» Provided records:
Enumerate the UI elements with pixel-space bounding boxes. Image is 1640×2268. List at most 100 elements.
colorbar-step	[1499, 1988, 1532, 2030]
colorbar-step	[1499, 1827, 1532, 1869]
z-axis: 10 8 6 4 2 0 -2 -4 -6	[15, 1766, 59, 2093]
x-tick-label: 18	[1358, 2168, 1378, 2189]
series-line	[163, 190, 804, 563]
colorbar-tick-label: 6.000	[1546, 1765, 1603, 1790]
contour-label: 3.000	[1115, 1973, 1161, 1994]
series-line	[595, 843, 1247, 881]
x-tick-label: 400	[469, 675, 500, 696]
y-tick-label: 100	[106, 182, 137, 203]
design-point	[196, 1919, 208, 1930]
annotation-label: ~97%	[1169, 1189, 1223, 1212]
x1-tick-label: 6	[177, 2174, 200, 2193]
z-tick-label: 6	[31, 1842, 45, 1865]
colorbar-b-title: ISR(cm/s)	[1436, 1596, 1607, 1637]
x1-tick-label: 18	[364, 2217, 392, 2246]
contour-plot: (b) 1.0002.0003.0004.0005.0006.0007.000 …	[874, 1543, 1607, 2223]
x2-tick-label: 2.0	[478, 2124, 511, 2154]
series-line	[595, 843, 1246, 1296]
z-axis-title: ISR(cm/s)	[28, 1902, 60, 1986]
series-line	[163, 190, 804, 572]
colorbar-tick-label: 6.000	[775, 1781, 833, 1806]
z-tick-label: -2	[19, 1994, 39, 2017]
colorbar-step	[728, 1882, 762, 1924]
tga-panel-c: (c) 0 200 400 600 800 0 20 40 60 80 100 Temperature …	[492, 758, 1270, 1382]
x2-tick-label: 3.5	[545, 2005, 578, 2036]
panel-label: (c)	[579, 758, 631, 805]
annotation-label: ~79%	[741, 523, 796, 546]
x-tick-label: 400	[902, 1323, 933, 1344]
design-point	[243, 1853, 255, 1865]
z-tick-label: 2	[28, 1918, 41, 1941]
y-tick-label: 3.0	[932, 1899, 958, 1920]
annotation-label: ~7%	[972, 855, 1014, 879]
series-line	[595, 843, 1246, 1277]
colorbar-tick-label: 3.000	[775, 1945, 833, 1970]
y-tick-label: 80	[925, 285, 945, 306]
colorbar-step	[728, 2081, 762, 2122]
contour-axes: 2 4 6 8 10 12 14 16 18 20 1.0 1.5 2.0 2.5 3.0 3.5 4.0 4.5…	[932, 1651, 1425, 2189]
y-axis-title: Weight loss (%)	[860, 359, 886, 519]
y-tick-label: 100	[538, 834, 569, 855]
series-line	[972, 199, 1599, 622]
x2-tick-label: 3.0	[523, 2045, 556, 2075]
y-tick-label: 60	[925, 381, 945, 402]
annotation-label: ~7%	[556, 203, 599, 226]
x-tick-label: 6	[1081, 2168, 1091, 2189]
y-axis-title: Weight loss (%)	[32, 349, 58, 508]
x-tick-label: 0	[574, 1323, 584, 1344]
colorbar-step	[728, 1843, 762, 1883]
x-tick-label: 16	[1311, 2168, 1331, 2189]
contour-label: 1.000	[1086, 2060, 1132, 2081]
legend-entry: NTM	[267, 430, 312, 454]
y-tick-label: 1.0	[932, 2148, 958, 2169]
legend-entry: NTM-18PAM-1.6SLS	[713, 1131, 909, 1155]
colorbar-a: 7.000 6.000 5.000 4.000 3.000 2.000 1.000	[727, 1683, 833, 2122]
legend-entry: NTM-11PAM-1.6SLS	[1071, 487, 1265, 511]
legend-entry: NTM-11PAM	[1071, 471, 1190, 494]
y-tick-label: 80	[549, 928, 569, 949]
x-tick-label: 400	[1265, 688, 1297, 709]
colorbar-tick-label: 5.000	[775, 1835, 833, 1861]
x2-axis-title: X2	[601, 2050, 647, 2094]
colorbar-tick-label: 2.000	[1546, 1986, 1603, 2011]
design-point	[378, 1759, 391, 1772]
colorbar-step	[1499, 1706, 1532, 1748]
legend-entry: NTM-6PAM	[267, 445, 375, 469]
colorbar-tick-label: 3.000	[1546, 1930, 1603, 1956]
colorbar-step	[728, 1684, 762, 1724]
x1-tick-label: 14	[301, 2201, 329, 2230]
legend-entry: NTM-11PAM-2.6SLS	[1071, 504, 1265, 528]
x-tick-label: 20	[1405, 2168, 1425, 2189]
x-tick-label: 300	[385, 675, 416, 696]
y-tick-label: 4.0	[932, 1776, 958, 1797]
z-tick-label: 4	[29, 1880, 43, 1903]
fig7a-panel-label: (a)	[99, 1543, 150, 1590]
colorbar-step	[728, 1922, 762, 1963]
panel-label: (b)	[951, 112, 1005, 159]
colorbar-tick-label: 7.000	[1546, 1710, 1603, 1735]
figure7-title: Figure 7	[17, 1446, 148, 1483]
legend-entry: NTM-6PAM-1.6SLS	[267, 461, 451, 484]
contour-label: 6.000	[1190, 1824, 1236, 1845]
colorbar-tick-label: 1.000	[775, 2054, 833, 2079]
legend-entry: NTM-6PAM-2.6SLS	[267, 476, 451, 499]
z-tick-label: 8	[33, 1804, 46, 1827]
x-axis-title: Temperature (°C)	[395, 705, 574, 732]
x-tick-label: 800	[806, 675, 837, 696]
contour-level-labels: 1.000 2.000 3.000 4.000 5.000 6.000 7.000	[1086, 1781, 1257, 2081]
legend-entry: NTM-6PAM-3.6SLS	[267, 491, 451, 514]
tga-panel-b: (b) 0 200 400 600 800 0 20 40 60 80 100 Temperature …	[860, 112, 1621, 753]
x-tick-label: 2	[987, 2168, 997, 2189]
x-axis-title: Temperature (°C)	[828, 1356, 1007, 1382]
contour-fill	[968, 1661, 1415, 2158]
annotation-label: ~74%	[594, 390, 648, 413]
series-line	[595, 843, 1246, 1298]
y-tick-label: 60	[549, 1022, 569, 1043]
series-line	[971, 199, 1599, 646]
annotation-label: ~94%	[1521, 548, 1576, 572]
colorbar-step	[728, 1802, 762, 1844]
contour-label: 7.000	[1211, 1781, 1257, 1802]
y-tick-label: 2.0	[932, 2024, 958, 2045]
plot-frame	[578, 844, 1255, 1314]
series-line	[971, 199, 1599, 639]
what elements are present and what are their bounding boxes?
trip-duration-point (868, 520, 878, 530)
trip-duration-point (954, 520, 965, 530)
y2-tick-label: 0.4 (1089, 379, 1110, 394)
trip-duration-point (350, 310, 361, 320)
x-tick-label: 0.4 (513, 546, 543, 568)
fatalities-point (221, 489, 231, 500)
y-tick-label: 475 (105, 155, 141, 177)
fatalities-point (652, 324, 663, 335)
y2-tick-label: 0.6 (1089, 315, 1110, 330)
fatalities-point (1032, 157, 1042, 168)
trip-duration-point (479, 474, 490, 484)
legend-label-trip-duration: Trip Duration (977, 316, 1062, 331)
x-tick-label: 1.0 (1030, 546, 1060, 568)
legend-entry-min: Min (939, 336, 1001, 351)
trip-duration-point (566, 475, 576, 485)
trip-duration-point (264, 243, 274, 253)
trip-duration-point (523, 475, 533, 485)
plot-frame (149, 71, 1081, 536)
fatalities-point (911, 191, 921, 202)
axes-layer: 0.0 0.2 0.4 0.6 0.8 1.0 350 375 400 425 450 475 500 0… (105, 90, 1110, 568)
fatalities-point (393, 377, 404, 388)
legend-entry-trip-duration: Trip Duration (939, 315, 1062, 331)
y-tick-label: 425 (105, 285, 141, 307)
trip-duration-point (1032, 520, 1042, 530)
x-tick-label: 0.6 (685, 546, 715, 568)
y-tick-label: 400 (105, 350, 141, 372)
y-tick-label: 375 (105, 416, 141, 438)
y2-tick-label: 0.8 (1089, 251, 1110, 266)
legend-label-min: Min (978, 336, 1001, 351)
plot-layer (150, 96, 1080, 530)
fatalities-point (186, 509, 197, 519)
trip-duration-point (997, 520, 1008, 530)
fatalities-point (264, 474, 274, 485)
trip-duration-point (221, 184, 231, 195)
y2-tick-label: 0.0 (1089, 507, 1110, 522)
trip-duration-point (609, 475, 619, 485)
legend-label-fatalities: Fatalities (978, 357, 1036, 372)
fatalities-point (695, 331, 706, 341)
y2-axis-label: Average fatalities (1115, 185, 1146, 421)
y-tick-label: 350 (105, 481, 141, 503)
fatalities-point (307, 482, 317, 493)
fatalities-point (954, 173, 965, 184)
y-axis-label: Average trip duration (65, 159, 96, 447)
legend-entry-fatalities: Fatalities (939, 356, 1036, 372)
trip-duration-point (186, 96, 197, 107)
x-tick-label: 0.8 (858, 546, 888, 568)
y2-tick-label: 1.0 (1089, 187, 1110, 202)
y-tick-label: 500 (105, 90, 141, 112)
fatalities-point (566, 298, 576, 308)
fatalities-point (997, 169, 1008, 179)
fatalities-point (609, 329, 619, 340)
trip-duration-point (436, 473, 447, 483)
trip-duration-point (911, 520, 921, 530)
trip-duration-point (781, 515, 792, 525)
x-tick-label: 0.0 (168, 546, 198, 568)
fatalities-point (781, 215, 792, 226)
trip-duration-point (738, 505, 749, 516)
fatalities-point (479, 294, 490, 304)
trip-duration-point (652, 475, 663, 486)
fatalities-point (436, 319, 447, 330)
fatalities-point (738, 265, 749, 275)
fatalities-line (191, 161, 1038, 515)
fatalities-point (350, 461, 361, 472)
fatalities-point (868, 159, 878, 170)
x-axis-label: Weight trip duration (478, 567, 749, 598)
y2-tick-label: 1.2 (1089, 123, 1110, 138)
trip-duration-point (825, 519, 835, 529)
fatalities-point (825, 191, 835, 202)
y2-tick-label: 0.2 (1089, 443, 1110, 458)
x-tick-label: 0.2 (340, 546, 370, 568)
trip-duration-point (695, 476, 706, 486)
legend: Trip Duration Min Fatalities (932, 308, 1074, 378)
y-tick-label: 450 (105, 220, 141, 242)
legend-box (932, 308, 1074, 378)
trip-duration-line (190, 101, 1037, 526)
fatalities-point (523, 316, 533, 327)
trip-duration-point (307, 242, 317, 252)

» Direction:
Rewrite everything from the start of the material down to the line containing "2124, 511, 2154]", replacing "series-line" with "plot-line" and leaving everything else unchanged.

» Answer:
Enumerate the UI elements with pixel-space bounding boxes. Image is 1640×2268. List at most 100 elements.
colorbar-step	[1499, 1988, 1532, 2030]
colorbar-step	[1499, 1827, 1532, 1869]
z-axis: 10 8 6 4 2 0 -2 -4 -6	[15, 1766, 59, 2093]
x-tick-label: 18	[1358, 2168, 1378, 2189]
plot-line	[163, 190, 804, 563]
colorbar-tick-label: 6.000	[1546, 1765, 1603, 1790]
contour-label: 3.000	[1115, 1973, 1161, 1994]
plot-line	[595, 843, 1247, 881]
x-tick-label: 400	[469, 675, 500, 696]
y-tick-label: 100	[106, 182, 137, 203]
design-point	[196, 1919, 208, 1930]
annotation-label: ~97%	[1169, 1189, 1223, 1212]
x1-tick-label: 6	[177, 2174, 200, 2193]
z-tick-label: 6	[31, 1842, 45, 1865]
colorbar-b-title: ISR(cm/s)	[1436, 1596, 1607, 1637]
x1-tick-label: 18	[364, 2217, 392, 2246]
contour-plot: (b) 1.0002.0003.0004.0005.0006.0007.000 …	[874, 1543, 1607, 2223]
x2-tick-label: 2.0	[478, 2124, 511, 2154]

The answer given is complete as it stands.